**PROMPT:** Repeat the material below exactly, with no pictures.

**SUPPLIED RECORDS:**
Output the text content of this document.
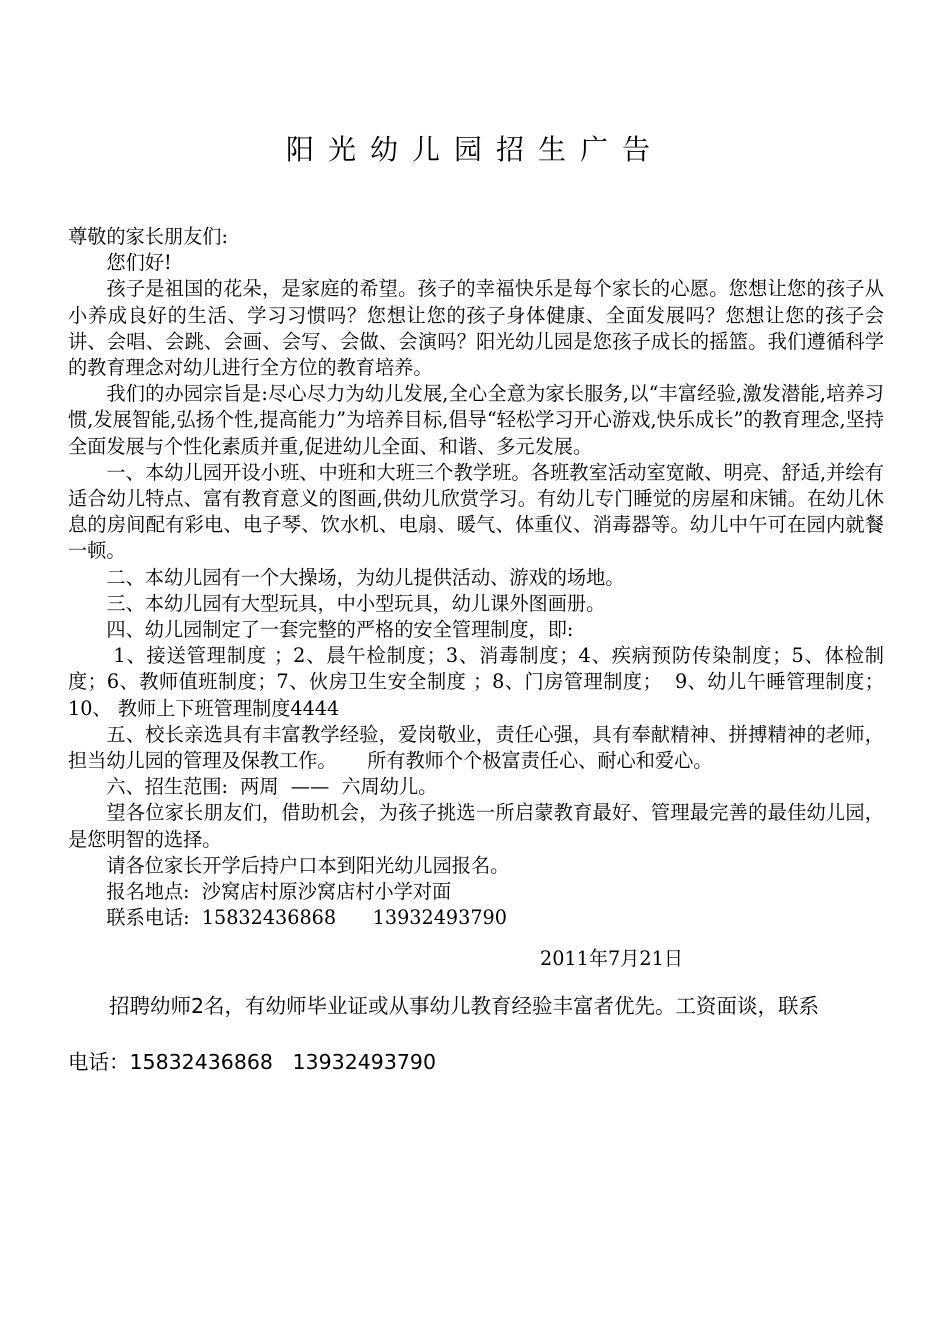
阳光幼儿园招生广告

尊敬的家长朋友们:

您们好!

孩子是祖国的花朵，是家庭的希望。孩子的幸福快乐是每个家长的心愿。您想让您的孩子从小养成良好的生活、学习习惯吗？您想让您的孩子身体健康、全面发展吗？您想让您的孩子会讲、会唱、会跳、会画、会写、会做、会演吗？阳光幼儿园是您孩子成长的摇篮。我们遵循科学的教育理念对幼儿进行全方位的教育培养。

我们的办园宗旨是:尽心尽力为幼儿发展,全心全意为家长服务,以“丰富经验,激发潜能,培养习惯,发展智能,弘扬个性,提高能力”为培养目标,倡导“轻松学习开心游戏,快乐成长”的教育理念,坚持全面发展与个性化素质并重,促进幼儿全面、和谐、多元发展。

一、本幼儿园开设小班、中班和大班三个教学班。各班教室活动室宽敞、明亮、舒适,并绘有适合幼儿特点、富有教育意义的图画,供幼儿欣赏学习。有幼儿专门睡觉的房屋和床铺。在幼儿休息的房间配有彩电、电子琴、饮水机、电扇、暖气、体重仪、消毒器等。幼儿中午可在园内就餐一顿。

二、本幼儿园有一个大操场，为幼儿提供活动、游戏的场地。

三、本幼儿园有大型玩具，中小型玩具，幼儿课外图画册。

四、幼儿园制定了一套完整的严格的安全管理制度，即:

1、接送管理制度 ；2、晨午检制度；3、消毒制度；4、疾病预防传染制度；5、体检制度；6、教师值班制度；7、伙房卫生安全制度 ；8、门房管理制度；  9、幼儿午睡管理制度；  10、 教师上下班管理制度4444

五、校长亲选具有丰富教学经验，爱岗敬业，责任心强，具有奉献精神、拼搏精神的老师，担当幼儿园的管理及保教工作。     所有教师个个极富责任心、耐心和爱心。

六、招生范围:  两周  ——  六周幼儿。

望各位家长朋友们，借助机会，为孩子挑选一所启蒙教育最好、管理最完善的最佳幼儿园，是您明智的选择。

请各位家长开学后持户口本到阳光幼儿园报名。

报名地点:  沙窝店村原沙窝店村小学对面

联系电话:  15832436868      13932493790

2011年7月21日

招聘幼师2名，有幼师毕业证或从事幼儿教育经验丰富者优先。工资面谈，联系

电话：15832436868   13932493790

**OUTPUT BELOW:**
Output the text content of this document.
阳光幼儿园招生广告

尊敬的家长朋友们:

您们好!

孩子是祖国的花朵，是家庭的希望。孩子的幸福快乐是每个家长的心愿。您想让您的孩子从小养成良好的生活、学习习惯吗？您想让您的孩子身体健康、全面发展吗？您想让您的孩子会讲、会唱、会跳、会画、会写、会做、会演吗？阳光幼儿园是您孩子成长的摇篮。我们遵循科学的教育理念对幼儿进行全方位的教育培养。

我们的办园宗旨是:尽心尽力为幼儿发展,全心全意为家长服务,以“丰富经验,激发潜能,培养习惯,发展智能,弘扬个性,提高能力”为培养目标,倡导“轻松学习开心游戏,快乐成长”的教育理念,坚持全面发展与个性化素质并重,促进幼儿全面、和谐、多元发展。

一、本幼儿园开设小班、中班和大班三个教学班。各班教室活动室宽敞、明亮、舒适,并绘有适合幼儿特点、富有教育意义的图画,供幼儿欣赏学习。有幼儿专门睡觉的房屋和床铺。在幼儿休息的房间配有彩电、电子琴、饮水机、电扇、暖气、体重仪、消毒器等。幼儿中午可在园内就餐一顿。

二、本幼儿园有一个大操场，为幼儿提供活动、游戏的场地。

三、本幼儿园有大型玩具，中小型玩具，幼儿课外图画册。

四、幼儿园制定了一套完整的严格的安全管理制度，即:

1、接送管理制度 ；2、晨午检制度；3、消毒制度；4、疾病预防传染制度；5、体检制度；6、教师值班制度；7、伙房卫生安全制度 ；8、门房管理制度；  9、幼儿午睡管理制度；  10、 教师上下班管理制度4444

五、校长亲选具有丰富教学经验，爱岗敬业，责任心强，具有奉献精神、拼搏精神的老师，担当幼儿园的管理及保教工作。     所有教师个个极富责任心、耐心和爱心。

六、招生范围:  两周  ——  六周幼儿。

望各位家长朋友们，借助机会，为孩子挑选一所启蒙教育最好、管理最完善的最佳幼儿园，是您明智的选择。

请各位家长开学后持户口本到阳光幼儿园报名。

报名地点:  沙窝店村原沙窝店村小学对面

联系电话:  15832436868      13932493790

2011年7月21日

招聘幼师2名，有幼师毕业证或从事幼儿教育经验丰富者优先。工资面谈，联系

电话：15832436868   13932493790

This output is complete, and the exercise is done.